RECORDS PROVIDED:
——————————
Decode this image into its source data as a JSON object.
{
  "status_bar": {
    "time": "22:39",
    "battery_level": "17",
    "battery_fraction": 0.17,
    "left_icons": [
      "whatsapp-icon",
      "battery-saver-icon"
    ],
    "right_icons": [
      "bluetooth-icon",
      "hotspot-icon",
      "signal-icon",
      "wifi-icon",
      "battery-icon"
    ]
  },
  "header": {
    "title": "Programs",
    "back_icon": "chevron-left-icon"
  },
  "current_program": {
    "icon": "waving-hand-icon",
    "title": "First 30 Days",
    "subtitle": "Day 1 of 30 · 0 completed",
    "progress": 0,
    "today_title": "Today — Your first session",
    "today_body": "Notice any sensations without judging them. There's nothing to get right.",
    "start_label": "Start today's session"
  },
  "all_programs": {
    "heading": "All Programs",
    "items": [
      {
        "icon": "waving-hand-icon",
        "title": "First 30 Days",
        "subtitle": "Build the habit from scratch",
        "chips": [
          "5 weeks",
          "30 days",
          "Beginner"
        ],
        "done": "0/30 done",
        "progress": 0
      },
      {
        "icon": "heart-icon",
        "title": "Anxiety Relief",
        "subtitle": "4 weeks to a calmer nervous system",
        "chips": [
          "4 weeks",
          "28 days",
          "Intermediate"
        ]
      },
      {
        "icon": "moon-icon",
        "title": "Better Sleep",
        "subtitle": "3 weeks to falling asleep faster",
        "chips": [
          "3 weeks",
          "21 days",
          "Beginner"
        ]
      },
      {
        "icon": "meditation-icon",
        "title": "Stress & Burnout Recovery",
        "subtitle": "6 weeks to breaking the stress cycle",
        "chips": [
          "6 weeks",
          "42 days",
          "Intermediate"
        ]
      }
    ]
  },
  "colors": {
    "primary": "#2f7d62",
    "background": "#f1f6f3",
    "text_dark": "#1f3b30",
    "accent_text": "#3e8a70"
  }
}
——————————
STATED EXERCISE: Restate every line of the data word for word.

EXERCISE RESULT:
Decode this image into its source data as a JSON object.
{
  "status_bar": {
    "time": "22:39",
    "battery_level": "17",
    "battery_fraction": 0.17,
    "left_icons": [
      "whatsapp-icon",
      "battery-saver-icon"
    ],
    "right_icons": [
      "bluetooth-icon",
      "hotspot-icon",
      "signal-icon",
      "wifi-icon",
      "battery-icon"
    ]
  },
  "header": {
    "title": "Programs",
    "back_icon": "chevron-left-icon"
  },
  "current_program": {
    "icon": "waving-hand-icon",
    "title": "First 30 Days",
    "subtitle": "Day 1 of 30 · 0 completed",
    "progress": 0,
    "today_title": "Today — Your first session",
    "today_body": "Notice any sensations without judging them. There's nothing to get right.",
    "start_label": "Start today's session"
  },
  "all_programs": {
    "heading": "All Programs",
    "items": [
      {
        "icon": "waving-hand-icon",
        "title": "First 30 Days",
        "subtitle": "Build the habit from scratch",
        "chips": [
          "5 weeks",
          "30 days",
          "Beginner"
        ],
        "done": "0/30 done",
        "progress": 0
      },
      {
        "icon": "heart-icon",
        "title": "Anxiety Relief",
        "subtitle": "4 weeks to a calmer nervous system",
        "chips": [
          "4 weeks",
          "28 days",
          "Intermediate"
        ]
      },
      {
        "icon": "moon-icon",
        "title": "Better Sleep",
        "subtitle": "3 weeks to falling asleep faster",
        "chips": [
          "3 weeks",
          "21 days",
          "Beginner"
        ]
      },
      {
        "icon": "meditation-icon",
        "title": "Stress & Burnout Recovery",
        "subtitle": "6 weeks to breaking the stress cycle",
        "chips": [
          "6 weeks",
          "42 days",
          "Intermediate"
        ]
      }
    ]
  },
  "colors": {
    "primary": "#2f7d62",
    "background": "#f1f6f3",
    "text_dark": "#1f3b30",
    "accent_text": "#3e8a70"
  }
}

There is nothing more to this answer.